> SOURCE EXCERPT:
Using Quantitative Hydrologic Storylines to Assess Climate Impacts

The challenge:

To assess risks, it is essential to characterize and communicate the uncertainties in hydrologic projections. Each step in the climate impacts modeling chain (first column of the figure) has uncertainties. While several studies have sampled uncertainties by varying elements at each step (second column), they are typically limited by: (i) relying on small ensembles of models which are not independent, (ii) not explicitly accounting for model errors when selecting models and interpreting their results, and/or (iii) presenting results in a way that gives the impression that the uncertainty is fully sampled, when it is not. However, large ensembles, while important in revealing uncertainties, can be computationally impractical in applications, and thus require the development of innovative methods to assess climate impacts.

Facing this challenge:

Scientists and engineers in RAL’s Hydrometeorological Applications Program at the National Center for Atmospheric Research are collaborating with the U.S. Army Corps of Engineers, the Bureau of Reclamation, and the University of Washington to develop quantitative hydrologic storylines of climate change impacts. The work entails systematically characterizing uncertainties across the suite of models used for climate impact assessments, evaluating model fidelity and culling models accordingly to reduce these uncertainties, and distilling hydrologic projections into a discrete set of quantitative hydrologic “storylines” that represent key features from the full range of future scenarios (illustrated in figure and described in more detail in Clark et al [2016]).

> EXTRACTED MATERIAL:

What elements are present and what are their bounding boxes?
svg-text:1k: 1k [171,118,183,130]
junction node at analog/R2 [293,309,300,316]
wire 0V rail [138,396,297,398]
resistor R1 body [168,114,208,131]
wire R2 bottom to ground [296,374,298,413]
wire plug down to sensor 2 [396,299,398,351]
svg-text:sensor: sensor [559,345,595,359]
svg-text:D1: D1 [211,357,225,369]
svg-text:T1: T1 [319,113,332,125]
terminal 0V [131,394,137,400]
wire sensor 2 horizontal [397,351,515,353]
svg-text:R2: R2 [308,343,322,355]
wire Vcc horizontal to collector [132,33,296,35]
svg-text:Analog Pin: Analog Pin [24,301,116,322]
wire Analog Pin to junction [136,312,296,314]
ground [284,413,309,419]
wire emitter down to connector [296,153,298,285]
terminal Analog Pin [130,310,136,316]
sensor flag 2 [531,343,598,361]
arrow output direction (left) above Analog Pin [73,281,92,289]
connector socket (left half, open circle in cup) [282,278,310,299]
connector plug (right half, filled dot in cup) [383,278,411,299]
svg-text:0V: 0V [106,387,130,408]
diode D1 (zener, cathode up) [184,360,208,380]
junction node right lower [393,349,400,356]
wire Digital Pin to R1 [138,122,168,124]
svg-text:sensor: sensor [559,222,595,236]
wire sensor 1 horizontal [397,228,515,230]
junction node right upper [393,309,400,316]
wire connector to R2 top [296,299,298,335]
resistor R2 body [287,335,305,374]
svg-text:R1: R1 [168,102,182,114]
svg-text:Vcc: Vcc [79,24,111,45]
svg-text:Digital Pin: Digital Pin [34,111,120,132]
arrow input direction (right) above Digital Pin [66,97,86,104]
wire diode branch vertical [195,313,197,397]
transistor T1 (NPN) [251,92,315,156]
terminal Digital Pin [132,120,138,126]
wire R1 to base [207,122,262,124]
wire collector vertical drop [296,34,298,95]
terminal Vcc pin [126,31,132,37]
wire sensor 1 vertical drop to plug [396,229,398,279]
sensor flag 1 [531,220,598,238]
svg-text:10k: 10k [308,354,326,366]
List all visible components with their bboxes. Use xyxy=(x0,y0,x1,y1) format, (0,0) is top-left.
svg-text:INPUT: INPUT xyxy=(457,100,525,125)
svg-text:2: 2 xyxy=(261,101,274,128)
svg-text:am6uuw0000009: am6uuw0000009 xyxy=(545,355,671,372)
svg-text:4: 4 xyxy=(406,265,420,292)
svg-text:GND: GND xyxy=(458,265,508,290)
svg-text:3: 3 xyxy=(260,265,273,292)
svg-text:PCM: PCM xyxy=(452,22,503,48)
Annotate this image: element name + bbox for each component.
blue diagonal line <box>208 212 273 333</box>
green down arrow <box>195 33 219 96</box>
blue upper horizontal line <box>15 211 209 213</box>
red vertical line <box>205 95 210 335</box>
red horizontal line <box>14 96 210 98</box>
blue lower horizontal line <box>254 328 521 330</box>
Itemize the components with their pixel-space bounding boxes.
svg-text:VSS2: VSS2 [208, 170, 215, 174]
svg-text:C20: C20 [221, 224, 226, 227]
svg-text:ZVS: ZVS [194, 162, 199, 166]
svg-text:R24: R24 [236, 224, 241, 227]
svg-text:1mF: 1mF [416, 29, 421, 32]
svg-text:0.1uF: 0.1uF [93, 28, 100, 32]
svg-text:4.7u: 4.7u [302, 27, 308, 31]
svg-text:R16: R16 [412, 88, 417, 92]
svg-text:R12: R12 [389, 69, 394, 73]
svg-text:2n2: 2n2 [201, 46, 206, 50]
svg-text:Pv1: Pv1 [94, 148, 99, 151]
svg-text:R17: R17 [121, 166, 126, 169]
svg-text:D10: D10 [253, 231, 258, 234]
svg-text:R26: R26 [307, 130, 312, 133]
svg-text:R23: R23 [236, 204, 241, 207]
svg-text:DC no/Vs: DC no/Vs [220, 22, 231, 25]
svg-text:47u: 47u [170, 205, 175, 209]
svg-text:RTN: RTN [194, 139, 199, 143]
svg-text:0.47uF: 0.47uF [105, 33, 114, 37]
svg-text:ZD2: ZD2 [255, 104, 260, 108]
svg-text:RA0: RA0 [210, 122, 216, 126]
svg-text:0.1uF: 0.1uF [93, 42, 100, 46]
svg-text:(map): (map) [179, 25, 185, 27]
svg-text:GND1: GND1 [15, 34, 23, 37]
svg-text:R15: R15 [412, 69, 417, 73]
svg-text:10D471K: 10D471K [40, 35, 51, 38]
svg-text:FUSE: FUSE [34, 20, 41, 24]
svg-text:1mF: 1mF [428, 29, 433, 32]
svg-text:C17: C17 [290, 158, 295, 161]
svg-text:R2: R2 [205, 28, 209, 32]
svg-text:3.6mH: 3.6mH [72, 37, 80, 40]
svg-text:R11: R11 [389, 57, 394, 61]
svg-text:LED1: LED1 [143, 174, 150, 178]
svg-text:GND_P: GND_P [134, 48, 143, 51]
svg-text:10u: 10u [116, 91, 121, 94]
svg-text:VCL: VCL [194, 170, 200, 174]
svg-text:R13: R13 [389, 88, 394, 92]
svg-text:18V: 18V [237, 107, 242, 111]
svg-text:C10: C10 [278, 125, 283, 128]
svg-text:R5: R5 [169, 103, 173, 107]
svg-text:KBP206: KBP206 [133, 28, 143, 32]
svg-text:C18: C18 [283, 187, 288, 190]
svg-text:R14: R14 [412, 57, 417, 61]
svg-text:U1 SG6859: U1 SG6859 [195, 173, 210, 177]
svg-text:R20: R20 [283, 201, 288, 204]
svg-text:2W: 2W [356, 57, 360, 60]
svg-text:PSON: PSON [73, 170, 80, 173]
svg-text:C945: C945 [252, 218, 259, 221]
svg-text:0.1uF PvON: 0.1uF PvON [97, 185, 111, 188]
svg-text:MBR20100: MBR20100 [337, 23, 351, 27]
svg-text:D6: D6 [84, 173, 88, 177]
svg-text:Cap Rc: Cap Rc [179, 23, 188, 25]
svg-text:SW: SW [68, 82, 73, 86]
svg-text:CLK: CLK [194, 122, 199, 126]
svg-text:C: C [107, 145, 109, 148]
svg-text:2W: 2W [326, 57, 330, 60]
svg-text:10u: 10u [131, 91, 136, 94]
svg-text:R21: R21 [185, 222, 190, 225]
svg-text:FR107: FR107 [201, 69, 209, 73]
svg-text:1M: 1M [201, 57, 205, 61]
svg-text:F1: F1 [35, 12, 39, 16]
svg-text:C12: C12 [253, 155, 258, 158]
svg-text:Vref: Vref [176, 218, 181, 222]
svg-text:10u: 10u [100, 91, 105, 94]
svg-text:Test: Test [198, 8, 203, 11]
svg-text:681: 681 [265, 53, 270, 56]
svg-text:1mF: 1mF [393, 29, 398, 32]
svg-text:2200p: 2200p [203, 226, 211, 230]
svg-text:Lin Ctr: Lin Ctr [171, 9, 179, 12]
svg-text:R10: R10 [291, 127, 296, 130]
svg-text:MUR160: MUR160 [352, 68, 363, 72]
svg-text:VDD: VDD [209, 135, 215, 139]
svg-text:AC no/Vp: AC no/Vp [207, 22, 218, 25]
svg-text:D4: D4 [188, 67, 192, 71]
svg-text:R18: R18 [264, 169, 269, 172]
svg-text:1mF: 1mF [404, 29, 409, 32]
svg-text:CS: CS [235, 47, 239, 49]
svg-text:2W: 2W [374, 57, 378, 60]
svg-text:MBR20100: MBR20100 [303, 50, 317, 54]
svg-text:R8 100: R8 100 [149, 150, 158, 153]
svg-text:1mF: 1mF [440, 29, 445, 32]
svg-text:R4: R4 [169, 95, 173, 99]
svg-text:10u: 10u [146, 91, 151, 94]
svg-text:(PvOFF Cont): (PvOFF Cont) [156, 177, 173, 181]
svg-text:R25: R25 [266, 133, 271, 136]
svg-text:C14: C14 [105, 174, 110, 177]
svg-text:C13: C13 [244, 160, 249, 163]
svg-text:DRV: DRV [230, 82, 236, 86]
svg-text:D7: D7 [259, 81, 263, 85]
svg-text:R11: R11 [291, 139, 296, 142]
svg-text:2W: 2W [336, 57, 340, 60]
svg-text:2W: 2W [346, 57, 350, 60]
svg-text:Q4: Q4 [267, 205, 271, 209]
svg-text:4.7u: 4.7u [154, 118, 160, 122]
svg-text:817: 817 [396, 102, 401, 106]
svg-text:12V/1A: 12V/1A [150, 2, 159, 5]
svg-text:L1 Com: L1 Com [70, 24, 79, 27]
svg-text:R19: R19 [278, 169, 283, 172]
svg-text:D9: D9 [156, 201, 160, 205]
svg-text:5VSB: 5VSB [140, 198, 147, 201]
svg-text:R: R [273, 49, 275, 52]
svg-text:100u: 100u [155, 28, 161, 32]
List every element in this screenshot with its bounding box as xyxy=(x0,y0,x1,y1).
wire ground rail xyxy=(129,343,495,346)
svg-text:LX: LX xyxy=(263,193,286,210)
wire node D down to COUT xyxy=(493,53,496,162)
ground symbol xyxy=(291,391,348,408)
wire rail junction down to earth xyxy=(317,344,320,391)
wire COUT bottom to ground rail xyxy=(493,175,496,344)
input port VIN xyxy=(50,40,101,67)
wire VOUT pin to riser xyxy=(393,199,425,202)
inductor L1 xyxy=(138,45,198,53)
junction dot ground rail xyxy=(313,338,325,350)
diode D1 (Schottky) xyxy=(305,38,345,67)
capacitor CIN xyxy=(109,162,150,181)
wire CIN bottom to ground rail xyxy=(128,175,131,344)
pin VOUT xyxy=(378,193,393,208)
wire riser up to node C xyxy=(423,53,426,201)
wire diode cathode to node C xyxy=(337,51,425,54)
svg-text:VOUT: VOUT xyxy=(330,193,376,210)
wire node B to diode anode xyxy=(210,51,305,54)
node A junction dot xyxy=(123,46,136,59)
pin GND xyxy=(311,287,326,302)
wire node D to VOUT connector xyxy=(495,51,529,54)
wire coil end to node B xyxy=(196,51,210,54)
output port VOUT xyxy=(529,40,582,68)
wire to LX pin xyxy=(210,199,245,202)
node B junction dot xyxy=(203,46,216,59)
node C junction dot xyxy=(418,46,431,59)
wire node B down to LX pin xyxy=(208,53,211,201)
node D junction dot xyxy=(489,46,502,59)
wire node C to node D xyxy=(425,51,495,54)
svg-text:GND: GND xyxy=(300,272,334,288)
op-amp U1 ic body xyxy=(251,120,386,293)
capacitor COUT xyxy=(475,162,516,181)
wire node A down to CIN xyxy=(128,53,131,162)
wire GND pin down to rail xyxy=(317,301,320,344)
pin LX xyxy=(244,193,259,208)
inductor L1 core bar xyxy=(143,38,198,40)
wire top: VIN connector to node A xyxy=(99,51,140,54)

> CHALLENGES:
A - In the hydrologic storylines text, which program within RAL do the scientists and engineers belong to?
B - From the hydrologic storylines text, write out the passage starting with "To assess risks, it" and going on through "assess climate impacts.", substituting "collections" for "ensembles" wherever it appears.

> TASK RESULTS:
A - The Hydrometeorological Applications Program.

B -
To assess risks, it is essential to characterize and communicate the uncertainties in hydrologic projections. Each step in the climate impacts modeling chain (first column of the figure) has uncertainties. While several studies have sampled uncertainties by varying elements at each step (second column), they are typically limited by: (i) relying on small collections of models which are not independent, (ii) not explicitly accounting for model errors when selecting models and interpreting their results, and/or (iii) presenting results in a way that gives the impression that the uncertainty is fully sampled, when it is not. However, large collections, while important in revealing uncertainties, can be computationally impractical in applications, and thus require the development of innovative methods to assess climate impacts.